--- Begin PROVIDED RECORDS ---

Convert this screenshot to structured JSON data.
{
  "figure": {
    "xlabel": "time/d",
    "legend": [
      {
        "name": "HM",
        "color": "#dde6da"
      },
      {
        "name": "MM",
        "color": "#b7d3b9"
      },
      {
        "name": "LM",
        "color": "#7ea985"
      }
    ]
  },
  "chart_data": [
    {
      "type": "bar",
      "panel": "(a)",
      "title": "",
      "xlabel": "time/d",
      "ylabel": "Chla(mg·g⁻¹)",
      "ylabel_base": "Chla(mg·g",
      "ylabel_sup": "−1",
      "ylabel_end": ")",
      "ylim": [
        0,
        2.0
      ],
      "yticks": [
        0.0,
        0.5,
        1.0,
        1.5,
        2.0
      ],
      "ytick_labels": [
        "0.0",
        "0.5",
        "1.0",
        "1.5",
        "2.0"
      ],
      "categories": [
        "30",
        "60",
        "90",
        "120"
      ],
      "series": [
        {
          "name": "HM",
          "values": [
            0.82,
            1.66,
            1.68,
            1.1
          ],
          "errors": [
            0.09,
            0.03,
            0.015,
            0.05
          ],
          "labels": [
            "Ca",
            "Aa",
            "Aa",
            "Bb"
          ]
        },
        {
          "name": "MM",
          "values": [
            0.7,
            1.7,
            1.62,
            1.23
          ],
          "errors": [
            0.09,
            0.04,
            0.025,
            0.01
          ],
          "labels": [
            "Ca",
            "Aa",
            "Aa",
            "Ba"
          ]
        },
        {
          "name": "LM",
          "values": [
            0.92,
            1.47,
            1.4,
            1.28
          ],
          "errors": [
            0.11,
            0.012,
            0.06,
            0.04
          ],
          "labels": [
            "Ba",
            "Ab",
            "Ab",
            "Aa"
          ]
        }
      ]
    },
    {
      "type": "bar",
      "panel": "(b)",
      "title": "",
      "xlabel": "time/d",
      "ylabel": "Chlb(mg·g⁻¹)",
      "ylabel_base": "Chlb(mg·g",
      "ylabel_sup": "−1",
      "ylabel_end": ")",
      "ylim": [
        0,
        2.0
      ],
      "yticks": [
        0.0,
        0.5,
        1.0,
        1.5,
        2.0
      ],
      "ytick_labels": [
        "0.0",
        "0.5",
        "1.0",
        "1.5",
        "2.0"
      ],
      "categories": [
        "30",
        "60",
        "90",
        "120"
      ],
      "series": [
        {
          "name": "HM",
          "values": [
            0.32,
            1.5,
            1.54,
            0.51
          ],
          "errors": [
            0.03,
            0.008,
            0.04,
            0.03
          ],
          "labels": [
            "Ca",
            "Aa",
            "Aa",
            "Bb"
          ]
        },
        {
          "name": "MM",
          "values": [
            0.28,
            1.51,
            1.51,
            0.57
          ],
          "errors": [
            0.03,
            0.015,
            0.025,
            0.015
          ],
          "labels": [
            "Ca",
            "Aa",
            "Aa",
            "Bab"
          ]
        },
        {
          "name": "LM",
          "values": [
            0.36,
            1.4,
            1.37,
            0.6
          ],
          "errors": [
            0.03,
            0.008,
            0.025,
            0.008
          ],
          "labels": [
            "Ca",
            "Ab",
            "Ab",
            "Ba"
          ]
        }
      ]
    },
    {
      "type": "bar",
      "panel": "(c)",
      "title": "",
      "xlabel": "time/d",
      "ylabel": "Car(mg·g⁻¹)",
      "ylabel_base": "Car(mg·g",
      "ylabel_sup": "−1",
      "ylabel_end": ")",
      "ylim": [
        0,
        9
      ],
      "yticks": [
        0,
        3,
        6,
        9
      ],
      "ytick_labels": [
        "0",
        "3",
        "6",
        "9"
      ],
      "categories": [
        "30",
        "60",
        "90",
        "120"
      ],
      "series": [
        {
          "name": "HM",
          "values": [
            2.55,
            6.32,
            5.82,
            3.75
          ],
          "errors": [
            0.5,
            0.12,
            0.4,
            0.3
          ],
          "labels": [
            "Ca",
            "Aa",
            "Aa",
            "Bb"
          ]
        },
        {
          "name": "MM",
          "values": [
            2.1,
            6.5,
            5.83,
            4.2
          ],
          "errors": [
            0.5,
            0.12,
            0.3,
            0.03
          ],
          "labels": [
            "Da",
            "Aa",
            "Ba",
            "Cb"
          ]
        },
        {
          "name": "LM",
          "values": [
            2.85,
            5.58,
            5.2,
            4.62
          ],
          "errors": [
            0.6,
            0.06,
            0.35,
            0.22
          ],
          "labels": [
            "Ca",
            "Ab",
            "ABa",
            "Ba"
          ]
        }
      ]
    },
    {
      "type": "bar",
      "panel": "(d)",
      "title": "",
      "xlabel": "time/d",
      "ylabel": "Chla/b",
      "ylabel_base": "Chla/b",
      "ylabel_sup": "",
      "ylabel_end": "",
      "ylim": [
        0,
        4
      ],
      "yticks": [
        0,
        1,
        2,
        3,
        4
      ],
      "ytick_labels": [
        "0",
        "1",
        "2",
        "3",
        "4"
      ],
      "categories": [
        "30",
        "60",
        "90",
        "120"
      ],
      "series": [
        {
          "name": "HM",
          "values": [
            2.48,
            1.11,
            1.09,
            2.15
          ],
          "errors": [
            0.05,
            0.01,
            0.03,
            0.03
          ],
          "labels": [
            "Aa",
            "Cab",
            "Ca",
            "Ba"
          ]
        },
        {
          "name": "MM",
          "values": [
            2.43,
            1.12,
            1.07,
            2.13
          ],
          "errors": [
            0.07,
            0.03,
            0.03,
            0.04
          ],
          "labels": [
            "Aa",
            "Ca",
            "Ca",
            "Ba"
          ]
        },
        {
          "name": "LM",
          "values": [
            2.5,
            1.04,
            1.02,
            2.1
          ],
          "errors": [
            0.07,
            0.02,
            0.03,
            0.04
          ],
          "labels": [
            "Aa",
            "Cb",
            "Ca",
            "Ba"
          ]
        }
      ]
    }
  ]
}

--- End PROVIDED RECORDS ---

Copy down every line of the material above that includes the string "color".

        "color": "#dde6da"
        "color": "#b7d3b9"
        "color": "#7ea985"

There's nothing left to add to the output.